**Request:**
Your task is to repeat all of the material exactly.

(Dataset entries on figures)
#####
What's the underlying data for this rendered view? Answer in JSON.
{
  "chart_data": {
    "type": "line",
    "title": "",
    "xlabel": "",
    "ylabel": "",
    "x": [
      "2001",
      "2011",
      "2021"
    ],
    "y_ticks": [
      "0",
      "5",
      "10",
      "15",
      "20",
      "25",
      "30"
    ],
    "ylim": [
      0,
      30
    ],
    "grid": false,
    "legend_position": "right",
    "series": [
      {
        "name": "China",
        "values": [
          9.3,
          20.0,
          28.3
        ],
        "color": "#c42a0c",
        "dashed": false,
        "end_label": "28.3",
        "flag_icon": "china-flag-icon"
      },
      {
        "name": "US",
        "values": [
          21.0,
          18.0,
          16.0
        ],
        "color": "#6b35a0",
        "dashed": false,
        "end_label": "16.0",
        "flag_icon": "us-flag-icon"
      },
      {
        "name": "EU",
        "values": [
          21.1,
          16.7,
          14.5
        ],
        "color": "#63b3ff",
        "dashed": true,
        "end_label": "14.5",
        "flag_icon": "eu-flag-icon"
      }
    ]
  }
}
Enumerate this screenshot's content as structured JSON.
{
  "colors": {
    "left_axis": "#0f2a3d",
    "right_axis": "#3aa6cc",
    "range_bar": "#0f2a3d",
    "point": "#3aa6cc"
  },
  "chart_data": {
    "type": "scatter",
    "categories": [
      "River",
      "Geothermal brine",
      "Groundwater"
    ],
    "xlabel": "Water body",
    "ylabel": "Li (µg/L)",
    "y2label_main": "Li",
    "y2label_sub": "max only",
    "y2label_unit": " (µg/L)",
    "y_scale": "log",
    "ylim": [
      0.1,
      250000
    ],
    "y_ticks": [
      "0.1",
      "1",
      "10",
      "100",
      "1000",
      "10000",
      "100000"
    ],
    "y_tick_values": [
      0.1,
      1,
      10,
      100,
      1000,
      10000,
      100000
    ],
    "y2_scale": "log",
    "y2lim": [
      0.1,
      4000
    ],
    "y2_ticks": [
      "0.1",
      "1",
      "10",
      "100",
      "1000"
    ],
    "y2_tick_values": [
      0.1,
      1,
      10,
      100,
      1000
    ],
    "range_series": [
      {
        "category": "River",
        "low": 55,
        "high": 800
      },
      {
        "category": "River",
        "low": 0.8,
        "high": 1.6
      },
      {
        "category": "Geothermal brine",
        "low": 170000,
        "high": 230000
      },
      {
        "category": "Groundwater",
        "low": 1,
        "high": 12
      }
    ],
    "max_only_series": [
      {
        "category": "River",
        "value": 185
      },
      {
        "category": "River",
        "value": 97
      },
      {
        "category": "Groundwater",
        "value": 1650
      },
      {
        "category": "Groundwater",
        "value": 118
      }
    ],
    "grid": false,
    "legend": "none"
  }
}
#####
**Result of this exercise:**
What's the underlying data for this rendered view? Answer in JSON.
{
  "chart_data": {
    "type": "line",
    "title": "",
    "xlabel": "",
    "ylabel": "",
    "x": [
      "2001",
      "2011",
      "2021"
    ],
    "y_ticks": [
      "0",
      "5",
      "10",
      "15",
      "20",
      "25",
      "30"
    ],
    "ylim": [
      0,
      30
    ],
    "grid": false,
    "legend_position": "right",
    "series": [
      {
        "name": "China",
        "values": [
          9.3,
          20.0,
          28.3
        ],
        "color": "#c42a0c",
        "dashed": false,
        "end_label": "28.3",
        "flag_icon": "china-flag-icon"
      },
      {
        "name": "US",
        "values": [
          21.0,
          18.0,
          16.0
        ],
        "color": "#6b35a0",
        "dashed": false,
        "end_label": "16.0",
        "flag_icon": "us-flag-icon"
      },
      {
        "name": "EU",
        "values": [
          21.1,
          16.7,
          14.5
        ],
        "color": "#63b3ff",
        "dashed": true,
        "end_label": "14.5",
        "flag_icon": "eu-flag-icon"
      }
    ]
  }
}
Enumerate this screenshot's content as structured JSON.
{
  "colors": {
    "left_axis": "#0f2a3d",
    "right_axis": "#3aa6cc",
    "range_bar": "#0f2a3d",
    "point": "#3aa6cc"
  },
  "chart_data": {
    "type": "scatter",
    "categories": [
      "River",
      "Geothermal brine",
      "Groundwater"
    ],
    "xlabel": "Water body",
    "ylabel": "Li (µg/L)",
    "y2label_main": "Li",
    "y2label_sub": "max only",
    "y2label_unit": " (µg/L)",
    "y_scale": "log",
    "ylim": [
      0.1,
      250000
    ],
    "y_ticks": [
      "0.1",
      "1",
      "10",
      "100",
      "1000",
      "10000",
      "100000"
    ],
    "y_tick_values": [
      0.1,
      1,
      10,
      100,
      1000,
      10000,
      100000
    ],
    "y2_scale": "log",
    "y2lim": [
      0.1,
      4000
    ],
    "y2_ticks": [
      "0.1",
      "1",
      "10",
      "100",
      "1000"
    ],
    "y2_tick_values": [
      0.1,
      1,
      10,
      100,
      1000
    ],
    "range_series": [
      {
        "category": "River",
        "low": 55,
        "high": 800
      },
      {
        "category": "River",
        "low": 0.8,
        "high": 1.6
      },
      {
        "category": "Geothermal brine",
        "low": 170000,
        "high": 230000
      },
      {
        "category": "Groundwater",
        "low": 1,
        "high": 12
      }
    ],
    "max_only_series": [
      {
        "category": "River",
        "value": 185
      },
      {
        "category": "River",
        "value": 97
      },
      {
        "category": "Groundwater",
        "value": 1650
      },
      {
        "category": "Groundwater",
        "value": 118
      }
    ],
    "grid": false,
    "legend": "none"
  }
}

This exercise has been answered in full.